Your objective ::
Print the listing below in its entirety, character for character.

Dataset records ::
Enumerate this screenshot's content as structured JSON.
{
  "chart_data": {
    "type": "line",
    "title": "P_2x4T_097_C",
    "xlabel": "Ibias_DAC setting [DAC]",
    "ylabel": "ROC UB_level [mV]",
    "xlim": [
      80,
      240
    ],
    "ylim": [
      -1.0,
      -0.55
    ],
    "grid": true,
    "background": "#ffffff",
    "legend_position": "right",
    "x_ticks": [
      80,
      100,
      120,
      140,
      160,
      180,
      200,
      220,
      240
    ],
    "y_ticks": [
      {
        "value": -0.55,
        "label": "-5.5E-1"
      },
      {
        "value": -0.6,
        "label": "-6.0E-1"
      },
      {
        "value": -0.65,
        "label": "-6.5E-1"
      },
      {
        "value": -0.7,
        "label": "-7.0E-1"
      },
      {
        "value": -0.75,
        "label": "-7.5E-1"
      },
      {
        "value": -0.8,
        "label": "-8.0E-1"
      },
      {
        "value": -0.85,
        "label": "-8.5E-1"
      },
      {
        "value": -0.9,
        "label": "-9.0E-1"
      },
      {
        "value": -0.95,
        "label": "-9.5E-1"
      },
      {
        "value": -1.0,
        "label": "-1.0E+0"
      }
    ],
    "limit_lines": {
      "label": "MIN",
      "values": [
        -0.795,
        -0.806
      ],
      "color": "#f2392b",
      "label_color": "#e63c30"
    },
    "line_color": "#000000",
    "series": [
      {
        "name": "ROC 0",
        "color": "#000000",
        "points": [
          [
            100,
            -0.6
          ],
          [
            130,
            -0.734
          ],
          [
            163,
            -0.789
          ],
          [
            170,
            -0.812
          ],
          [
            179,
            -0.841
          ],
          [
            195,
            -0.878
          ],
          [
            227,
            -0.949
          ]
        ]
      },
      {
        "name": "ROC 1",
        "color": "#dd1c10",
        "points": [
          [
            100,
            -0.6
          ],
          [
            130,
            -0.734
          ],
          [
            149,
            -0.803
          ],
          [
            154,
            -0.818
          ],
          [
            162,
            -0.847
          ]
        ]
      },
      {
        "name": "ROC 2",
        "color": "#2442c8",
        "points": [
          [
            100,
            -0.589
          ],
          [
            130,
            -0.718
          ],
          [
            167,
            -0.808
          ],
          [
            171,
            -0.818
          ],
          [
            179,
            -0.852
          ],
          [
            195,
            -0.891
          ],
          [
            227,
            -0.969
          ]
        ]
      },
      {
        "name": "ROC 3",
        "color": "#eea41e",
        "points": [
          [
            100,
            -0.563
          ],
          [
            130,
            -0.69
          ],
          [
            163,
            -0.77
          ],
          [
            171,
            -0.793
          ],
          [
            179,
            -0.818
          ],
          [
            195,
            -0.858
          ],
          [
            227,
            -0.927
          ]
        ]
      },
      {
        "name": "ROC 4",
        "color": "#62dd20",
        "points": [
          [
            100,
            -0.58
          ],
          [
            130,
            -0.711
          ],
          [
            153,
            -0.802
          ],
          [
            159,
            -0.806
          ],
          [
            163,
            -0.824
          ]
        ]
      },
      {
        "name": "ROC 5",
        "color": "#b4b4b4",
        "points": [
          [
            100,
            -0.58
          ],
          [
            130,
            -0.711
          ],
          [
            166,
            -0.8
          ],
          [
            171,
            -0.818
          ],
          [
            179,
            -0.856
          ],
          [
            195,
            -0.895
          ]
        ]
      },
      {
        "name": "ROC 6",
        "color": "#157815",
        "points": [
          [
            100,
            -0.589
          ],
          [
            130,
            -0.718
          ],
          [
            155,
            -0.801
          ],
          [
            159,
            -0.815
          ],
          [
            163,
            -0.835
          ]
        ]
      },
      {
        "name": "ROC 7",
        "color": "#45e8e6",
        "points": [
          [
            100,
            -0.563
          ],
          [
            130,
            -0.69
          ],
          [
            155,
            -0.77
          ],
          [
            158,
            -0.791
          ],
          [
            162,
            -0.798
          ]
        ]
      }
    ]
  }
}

Answer below ::
Enumerate this screenshot's content as structured JSON.
{
  "chart_data": {
    "type": "line",
    "title": "P_2x4T_097_C",
    "xlabel": "Ibias_DAC setting [DAC]",
    "ylabel": "ROC UB_level [mV]",
    "xlim": [
      80,
      240
    ],
    "ylim": [
      -1.0,
      -0.55
    ],
    "grid": true,
    "background": "#ffffff",
    "legend_position": "right",
    "x_ticks": [
      80,
      100,
      120,
      140,
      160,
      180,
      200,
      220,
      240
    ],
    "y_ticks": [
      {
        "value": -0.55,
        "label": "-5.5E-1"
      },
      {
        "value": -0.6,
        "label": "-6.0E-1"
      },
      {
        "value": -0.65,
        "label": "-6.5E-1"
      },
      {
        "value": -0.7,
        "label": "-7.0E-1"
      },
      {
        "value": -0.75,
        "label": "-7.5E-1"
      },
      {
        "value": -0.8,
        "label": "-8.0E-1"
      },
      {
        "value": -0.85,
        "label": "-8.5E-1"
      },
      {
        "value": -0.9,
        "label": "-9.0E-1"
      },
      {
        "value": -0.95,
        "label": "-9.5E-1"
      },
      {
        "value": -1.0,
        "label": "-1.0E+0"
      }
    ],
    "limit_lines": {
      "label": "MIN",
      "values": [
        -0.795,
        -0.806
      ],
      "color": "#f2392b",
      "label_color": "#e63c30"
    },
    "line_color": "#000000",
    "series": [
      {
        "name": "ROC 0",
        "color": "#000000",
        "points": [
          [
            100,
            -0.6
          ],
          [
            130,
            -0.734
          ],
          [
            163,
            -0.789
          ],
          [
            170,
            -0.812
          ],
          [
            179,
            -0.841
          ],
          [
            195,
            -0.878
          ],
          [
            227,
            -0.949
          ]
        ]
      },
      {
        "name": "ROC 1",
        "color": "#dd1c10",
        "points": [
          [
            100,
            -0.6
          ],
          [
            130,
            -0.734
          ],
          [
            149,
            -0.803
          ],
          [
            154,
            -0.818
          ],
          [
            162,
            -0.847
          ]
        ]
      },
      {
        "name": "ROC 2",
        "color": "#2442c8",
        "points": [
          [
            100,
            -0.589
          ],
          [
            130,
            -0.718
          ],
          [
            167,
            -0.808
          ],
          [
            171,
            -0.818
          ],
          [
            179,
            -0.852
          ],
          [
            195,
            -0.891
          ],
          [
            227,
            -0.969
          ]
        ]
      },
      {
        "name": "ROC 3",
        "color": "#eea41e",
        "points": [
          [
            100,
            -0.563
          ],
          [
            130,
            -0.69
          ],
          [
            163,
            -0.77
          ],
          [
            171,
            -0.793
          ],
          [
            179,
            -0.818
          ],
          [
            195,
            -0.858
          ],
          [
            227,
            -0.927
          ]
        ]
      },
      {
        "name": "ROC 4",
        "color": "#62dd20",
        "points": [
          [
            100,
            -0.58
          ],
          [
            130,
            -0.711
          ],
          [
            153,
            -0.802
          ],
          [
            159,
            -0.806
          ],
          [
            163,
            -0.824
          ]
        ]
      },
      {
        "name": "ROC 5",
        "color": "#b4b4b4",
        "points": [
          [
            100,
            -0.58
          ],
          [
            130,
            -0.711
          ],
          [
            166,
            -0.8
          ],
          [
            171,
            -0.818
          ],
          [
            179,
            -0.856
          ],
          [
            195,
            -0.895
          ]
        ]
      },
      {
        "name": "ROC 6",
        "color": "#157815",
        "points": [
          [
            100,
            -0.589
          ],
          [
            130,
            -0.718
          ],
          [
            155,
            -0.801
          ],
          [
            159,
            -0.815
          ],
          [
            163,
            -0.835
          ]
        ]
      },
      {
        "name": "ROC 7",
        "color": "#45e8e6",
        "points": [
          [
            100,
            -0.563
          ],
          [
            130,
            -0.69
          ],
          [
            155,
            -0.77
          ],
          [
            158,
            -0.791
          ],
          [
            162,
            -0.798
          ]
        ]
      }
    ]
  }
}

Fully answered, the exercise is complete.